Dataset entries

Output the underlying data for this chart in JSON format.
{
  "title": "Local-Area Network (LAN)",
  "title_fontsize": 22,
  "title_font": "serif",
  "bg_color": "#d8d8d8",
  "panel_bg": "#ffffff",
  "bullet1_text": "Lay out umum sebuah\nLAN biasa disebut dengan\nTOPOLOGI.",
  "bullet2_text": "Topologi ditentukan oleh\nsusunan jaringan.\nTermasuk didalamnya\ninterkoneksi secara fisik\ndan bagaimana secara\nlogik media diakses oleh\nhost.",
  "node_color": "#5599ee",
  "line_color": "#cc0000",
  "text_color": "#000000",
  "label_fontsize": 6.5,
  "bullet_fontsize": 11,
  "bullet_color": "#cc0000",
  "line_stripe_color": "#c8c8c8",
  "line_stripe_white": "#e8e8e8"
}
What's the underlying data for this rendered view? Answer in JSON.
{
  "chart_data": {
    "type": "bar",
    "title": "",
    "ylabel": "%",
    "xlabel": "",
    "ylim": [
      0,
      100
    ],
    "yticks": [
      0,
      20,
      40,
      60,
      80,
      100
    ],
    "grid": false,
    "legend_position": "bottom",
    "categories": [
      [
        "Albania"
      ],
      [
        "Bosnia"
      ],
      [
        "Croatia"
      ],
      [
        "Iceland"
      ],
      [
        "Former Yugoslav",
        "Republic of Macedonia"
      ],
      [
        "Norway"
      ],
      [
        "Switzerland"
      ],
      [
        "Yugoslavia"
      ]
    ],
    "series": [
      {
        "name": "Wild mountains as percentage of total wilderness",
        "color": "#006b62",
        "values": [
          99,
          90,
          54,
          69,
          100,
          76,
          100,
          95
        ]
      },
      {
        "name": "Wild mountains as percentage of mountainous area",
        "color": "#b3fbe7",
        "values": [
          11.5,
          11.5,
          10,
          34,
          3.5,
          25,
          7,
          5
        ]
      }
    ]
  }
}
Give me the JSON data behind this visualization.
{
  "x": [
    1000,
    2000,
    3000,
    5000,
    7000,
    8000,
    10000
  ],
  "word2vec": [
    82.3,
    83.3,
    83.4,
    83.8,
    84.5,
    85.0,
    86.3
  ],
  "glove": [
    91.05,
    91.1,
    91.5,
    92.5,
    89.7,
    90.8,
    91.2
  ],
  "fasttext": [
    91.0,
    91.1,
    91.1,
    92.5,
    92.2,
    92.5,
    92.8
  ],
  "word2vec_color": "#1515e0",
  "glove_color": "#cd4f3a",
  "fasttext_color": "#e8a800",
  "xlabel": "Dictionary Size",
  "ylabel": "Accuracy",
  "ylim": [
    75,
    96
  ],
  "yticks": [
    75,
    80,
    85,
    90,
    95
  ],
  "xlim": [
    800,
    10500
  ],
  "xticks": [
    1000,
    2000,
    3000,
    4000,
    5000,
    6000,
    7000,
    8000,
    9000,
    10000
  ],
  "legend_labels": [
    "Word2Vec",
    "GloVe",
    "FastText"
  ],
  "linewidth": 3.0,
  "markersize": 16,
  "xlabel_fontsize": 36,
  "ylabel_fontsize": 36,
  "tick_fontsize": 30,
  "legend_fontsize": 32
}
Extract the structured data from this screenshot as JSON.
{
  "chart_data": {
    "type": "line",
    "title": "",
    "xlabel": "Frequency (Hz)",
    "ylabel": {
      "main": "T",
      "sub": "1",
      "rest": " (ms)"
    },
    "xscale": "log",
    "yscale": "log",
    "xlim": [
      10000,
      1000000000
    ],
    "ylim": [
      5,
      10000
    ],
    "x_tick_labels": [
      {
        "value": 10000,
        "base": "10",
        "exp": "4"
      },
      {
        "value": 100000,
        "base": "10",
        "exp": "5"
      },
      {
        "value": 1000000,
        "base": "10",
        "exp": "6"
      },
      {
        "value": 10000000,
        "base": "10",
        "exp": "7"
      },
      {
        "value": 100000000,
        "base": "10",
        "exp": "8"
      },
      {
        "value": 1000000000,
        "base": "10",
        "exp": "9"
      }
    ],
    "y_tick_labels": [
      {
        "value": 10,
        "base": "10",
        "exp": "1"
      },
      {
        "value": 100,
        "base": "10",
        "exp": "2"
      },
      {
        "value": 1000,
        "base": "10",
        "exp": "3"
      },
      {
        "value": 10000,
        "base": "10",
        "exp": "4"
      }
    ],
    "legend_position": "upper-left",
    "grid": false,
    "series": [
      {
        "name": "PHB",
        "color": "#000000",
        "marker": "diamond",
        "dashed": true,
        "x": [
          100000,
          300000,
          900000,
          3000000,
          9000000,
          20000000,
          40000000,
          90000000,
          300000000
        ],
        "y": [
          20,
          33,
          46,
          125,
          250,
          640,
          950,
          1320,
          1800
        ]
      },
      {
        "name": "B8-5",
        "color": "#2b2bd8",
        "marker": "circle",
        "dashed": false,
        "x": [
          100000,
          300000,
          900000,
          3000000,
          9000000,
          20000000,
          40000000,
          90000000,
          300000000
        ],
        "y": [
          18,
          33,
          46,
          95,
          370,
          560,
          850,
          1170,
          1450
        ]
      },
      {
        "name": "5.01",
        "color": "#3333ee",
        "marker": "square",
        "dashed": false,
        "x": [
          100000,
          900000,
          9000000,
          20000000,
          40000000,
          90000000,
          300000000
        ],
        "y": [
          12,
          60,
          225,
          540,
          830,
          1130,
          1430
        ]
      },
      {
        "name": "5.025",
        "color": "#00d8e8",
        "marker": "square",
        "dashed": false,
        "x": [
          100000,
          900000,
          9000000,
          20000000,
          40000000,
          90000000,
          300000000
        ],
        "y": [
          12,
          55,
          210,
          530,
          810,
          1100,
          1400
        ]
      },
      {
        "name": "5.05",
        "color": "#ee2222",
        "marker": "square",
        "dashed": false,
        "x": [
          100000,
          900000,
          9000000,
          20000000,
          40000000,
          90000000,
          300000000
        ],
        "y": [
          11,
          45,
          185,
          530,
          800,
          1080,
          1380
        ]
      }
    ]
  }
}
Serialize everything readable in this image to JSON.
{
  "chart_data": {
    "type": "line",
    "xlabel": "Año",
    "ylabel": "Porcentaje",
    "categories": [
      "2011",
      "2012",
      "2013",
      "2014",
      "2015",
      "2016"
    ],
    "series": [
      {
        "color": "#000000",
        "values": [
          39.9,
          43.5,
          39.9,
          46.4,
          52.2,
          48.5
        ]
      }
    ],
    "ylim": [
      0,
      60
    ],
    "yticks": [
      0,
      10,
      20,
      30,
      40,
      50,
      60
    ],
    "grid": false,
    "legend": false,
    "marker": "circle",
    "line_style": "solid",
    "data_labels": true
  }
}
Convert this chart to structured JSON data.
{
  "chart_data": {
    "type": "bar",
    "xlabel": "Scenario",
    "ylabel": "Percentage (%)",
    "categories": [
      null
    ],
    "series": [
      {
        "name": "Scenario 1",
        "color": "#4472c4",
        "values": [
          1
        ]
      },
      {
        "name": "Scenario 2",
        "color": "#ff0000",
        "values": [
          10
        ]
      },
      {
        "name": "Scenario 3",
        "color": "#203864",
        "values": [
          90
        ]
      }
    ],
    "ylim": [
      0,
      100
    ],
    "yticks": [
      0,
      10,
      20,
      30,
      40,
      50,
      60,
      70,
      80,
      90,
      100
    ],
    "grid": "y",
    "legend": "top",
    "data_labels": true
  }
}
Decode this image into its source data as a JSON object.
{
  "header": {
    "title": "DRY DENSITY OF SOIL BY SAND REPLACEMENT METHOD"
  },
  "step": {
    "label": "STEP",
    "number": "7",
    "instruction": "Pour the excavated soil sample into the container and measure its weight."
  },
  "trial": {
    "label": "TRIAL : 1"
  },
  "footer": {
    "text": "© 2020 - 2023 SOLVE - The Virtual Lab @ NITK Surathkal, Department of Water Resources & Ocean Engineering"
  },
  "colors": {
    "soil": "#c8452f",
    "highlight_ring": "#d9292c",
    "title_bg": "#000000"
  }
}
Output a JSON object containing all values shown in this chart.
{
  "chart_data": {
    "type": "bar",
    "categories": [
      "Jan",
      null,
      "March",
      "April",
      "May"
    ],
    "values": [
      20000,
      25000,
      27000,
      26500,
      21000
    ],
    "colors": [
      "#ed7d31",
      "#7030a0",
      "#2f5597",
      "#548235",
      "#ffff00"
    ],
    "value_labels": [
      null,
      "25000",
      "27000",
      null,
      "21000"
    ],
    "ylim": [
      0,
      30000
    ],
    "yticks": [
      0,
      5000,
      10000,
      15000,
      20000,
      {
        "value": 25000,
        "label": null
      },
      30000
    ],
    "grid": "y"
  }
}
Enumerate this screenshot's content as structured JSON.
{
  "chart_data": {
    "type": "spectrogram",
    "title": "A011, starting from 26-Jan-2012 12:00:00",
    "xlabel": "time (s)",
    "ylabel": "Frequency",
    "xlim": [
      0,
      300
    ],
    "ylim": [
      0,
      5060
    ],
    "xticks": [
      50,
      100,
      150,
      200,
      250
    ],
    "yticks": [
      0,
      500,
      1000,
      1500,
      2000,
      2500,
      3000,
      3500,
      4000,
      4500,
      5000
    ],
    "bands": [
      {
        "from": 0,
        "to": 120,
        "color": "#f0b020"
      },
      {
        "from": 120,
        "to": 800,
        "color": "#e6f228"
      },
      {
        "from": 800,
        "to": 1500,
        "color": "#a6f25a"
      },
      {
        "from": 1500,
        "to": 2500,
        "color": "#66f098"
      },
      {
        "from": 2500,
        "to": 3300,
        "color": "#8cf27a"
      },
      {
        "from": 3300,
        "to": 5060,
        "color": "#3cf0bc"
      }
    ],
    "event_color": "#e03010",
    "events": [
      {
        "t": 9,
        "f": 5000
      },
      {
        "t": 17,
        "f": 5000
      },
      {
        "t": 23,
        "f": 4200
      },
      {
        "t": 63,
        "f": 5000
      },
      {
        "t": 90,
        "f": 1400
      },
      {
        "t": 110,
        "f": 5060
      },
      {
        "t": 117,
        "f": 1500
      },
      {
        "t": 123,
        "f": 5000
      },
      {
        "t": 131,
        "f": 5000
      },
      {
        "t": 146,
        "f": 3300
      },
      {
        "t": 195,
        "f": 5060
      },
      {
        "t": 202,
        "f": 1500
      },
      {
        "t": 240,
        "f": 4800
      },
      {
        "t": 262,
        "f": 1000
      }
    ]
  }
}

▶ [Written exercise]: Pick out each line in the material containing "image".

▶ [Correct output]:
Serialize everything readable in this image to JSON.
Decode this image into its source data as a JSON object.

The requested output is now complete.